* **Do this**: Write the records out again exactly, leaving no images in.
---- Data provided
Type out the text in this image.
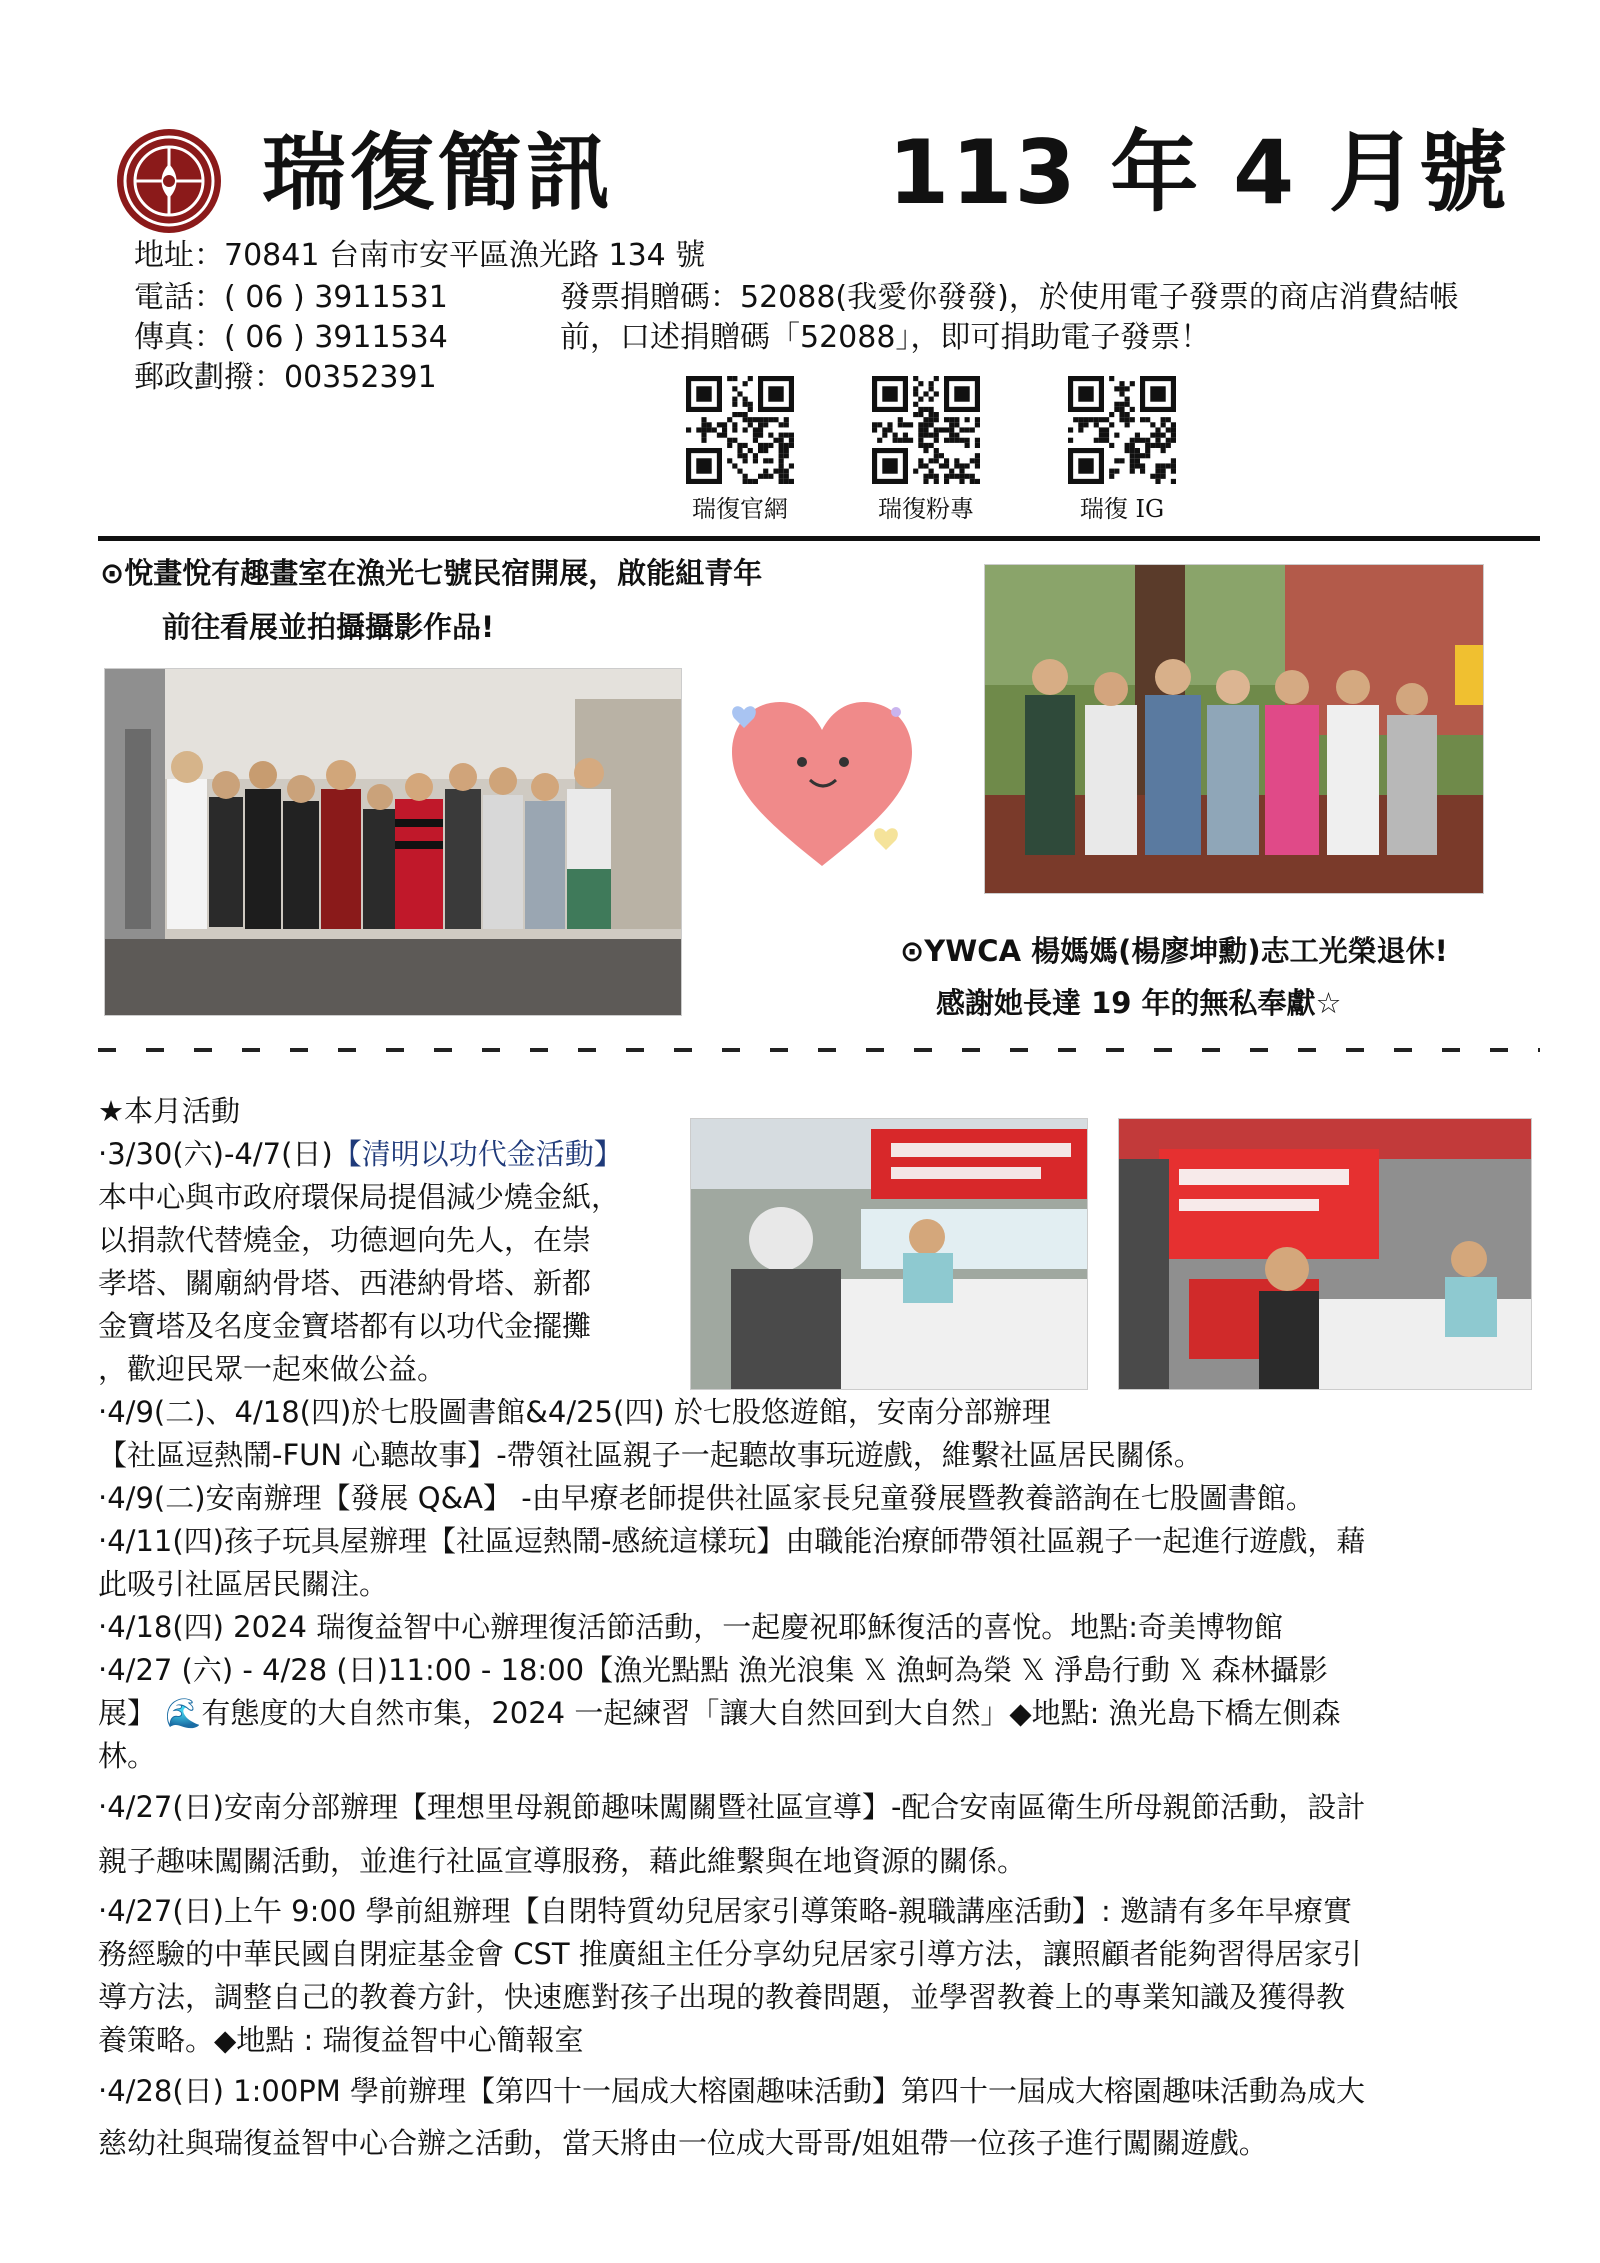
瑞復簡訊	113 年 4 月號
地址：70841 台南市安平區漁光路 134 號
電話：( 06 ) 3911531
傳真：( 06 ) 3911534
郵政劃撥：00352391
發票捐贈碼：52088(我愛你發發)，於使用電子發票的商店消費結帳
前，口述捐贈碼「52088」，即可捐助電子發票！
瑞復官網	瑞復粉專	瑞復 IG
⊙悅畫悅有趣畫室在漁光七號民宿開展，啟能組青年
前往看展並拍攝攝影作品!
⊙YWCA 楊媽媽(楊廖坤勳)志工光榮退休!
感謝她長達 19 年的無私奉獻☆
★本月活動
‧3/30(六)-4/7(日)【清明以功代金活動】
本中心與市政府環保局提倡減少燒金紙，
以捐款代替燒金，功德迴向先人，在崇
孝塔、關廟納骨塔、西港納骨塔、新都
金寶塔及名度金寶塔都有以功代金擺攤
，歡迎民眾一起來做公益。
‧4/9(二)、4/18(四)於七股圖書館&4/25(四) 於七股悠遊館，安南分部辦理
【社區逗熱鬧-FUN 心聽故事】-帶領社區親子一起聽故事玩遊戲，維繫社區居民關係。
‧4/9(二)安南辦理【發展 Q&A】 -由早療老師提供社區家長兒童發展暨教養諮詢在七股圖書館。
‧4/11(四)孩子玩具屋辦理【社區逗熱鬧-感統這樣玩】由職能治療師帶領社區親子一起進行遊戲，藉
此吸引社區居民關注。
‧4/18(四) 2024 瑞復益智中心辦理復活節活動，一起慶祝耶穌復活的喜悅。地點:奇美博物館
‧4/27 (六) - 4/28 (日)11:00 - 18:00【漁光點點 漁光浪集 𝕏 漁蚵為榮 𝕏 淨島行動 𝕏 森林攝影
展】 🌊有態度的大自然市集，2024 一起練習「讓大自然回到大自然」◆地點: 漁光島下橋左側森
林。
‧4/27(日)安南分部辦理【理想里母親節趣味闖關暨社區宣導】-配合安南區衛生所母親節活動，設計
親子趣味闖關活動，並進行社區宣導服務，藉此維繫與在地資源的關係。
‧4/27(日)上午 9:00 學前組辦理【自閉特質幼兒居家引導策略-親職講座活動】: 邀請有多年早療實
務經驗的中華民國自閉症基金會 CST 推廣組主任分享幼兒居家引導方法，讓照顧者能夠習得居家引
導方法，調整自己的教養方針，快速應對孩子出現的教養問題，並學習教養上的專業知識及獲得教
養策略。◆地點 : 瑞復益智中心簡報室
‧4/28(日) 1:00PM 學前辦理【第四十一屆成大榕園趣味活動】第四十一屆成大榕園趣味活動為成大
慈幼社與瑞復益智中心合辦之活動，當天將由一位成大哥哥/姐姐帶一位孩子進行闖關遊戲。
--------
* **Output for this exercise**:
Type out the text in this image.
瑞復簡訊	113 年 4 月號
地址：70841 台南市安平區漁光路 134 號
電話：( 06 ) 3911531
傳真：( 06 ) 3911534
郵政劃撥：00352391
發票捐贈碼：52088(我愛你發發)，於使用電子發票的商店消費結帳
前，口述捐贈碼「52088」，即可捐助電子發票！
瑞復官網	瑞復粉專	瑞復 IG
⊙悅畫悅有趣畫室在漁光七號民宿開展，啟能組青年
前往看展並拍攝攝影作品!
⊙YWCA 楊媽媽(楊廖坤勳)志工光榮退休!
感謝她長達 19 年的無私奉獻☆
★本月活動
‧3/30(六)-4/7(日)【清明以功代金活動】
本中心與市政府環保局提倡減少燒金紙，
以捐款代替燒金，功德迴向先人，在崇
孝塔、關廟納骨塔、西港納骨塔、新都
金寶塔及名度金寶塔都有以功代金擺攤
，歡迎民眾一起來做公益。
‧4/9(二)、4/18(四)於七股圖書館&4/25(四) 於七股悠遊館，安南分部辦理
【社區逗熱鬧-FUN 心聽故事】-帶領社區親子一起聽故事玩遊戲，維繫社區居民關係。
‧4/9(二)安南辦理【發展 Q&A】 -由早療老師提供社區家長兒童發展暨教養諮詢在七股圖書館。
‧4/11(四)孩子玩具屋辦理【社區逗熱鬧-感統這樣玩】由職能治療師帶領社區親子一起進行遊戲，藉
此吸引社區居民關注。
‧4/18(四) 2024 瑞復益智中心辦理復活節活動，一起慶祝耶穌復活的喜悅。地點:奇美博物館
‧4/27 (六) - 4/28 (日)11:00 - 18:00【漁光點點 漁光浪集 𝕏 漁蚵為榮 𝕏 淨島行動 𝕏 森林攝影
展】 🌊有態度的大自然市集，2024 一起練習「讓大自然回到大自然」◆地點: 漁光島下橋左側森
林。
‧4/27(日)安南分部辦理【理想里母親節趣味闖關暨社區宣導】-配合安南區衛生所母親節活動，設計
親子趣味闖關活動，並進行社區宣導服務，藉此維繫與在地資源的關係。
‧4/27(日)上午 9:00 學前組辦理【自閉特質幼兒居家引導策略-親職講座活動】: 邀請有多年早療實
務經驗的中華民國自閉症基金會 CST 推廣組主任分享幼兒居家引導方法，讓照顧者能夠習得居家引
導方法，調整自己的教養方針，快速應對孩子出現的教養問題，並學習教養上的專業知識及獲得教
養策略。◆地點 : 瑞復益智中心簡報室
‧4/28(日) 1:00PM 學前辦理【第四十一屆成大榕園趣味活動】第四十一屆成大榕園趣味活動為成大
慈幼社與瑞復益智中心合辦之活動，當天將由一位成大哥哥/姐姐帶一位孩子進行闖關遊戲。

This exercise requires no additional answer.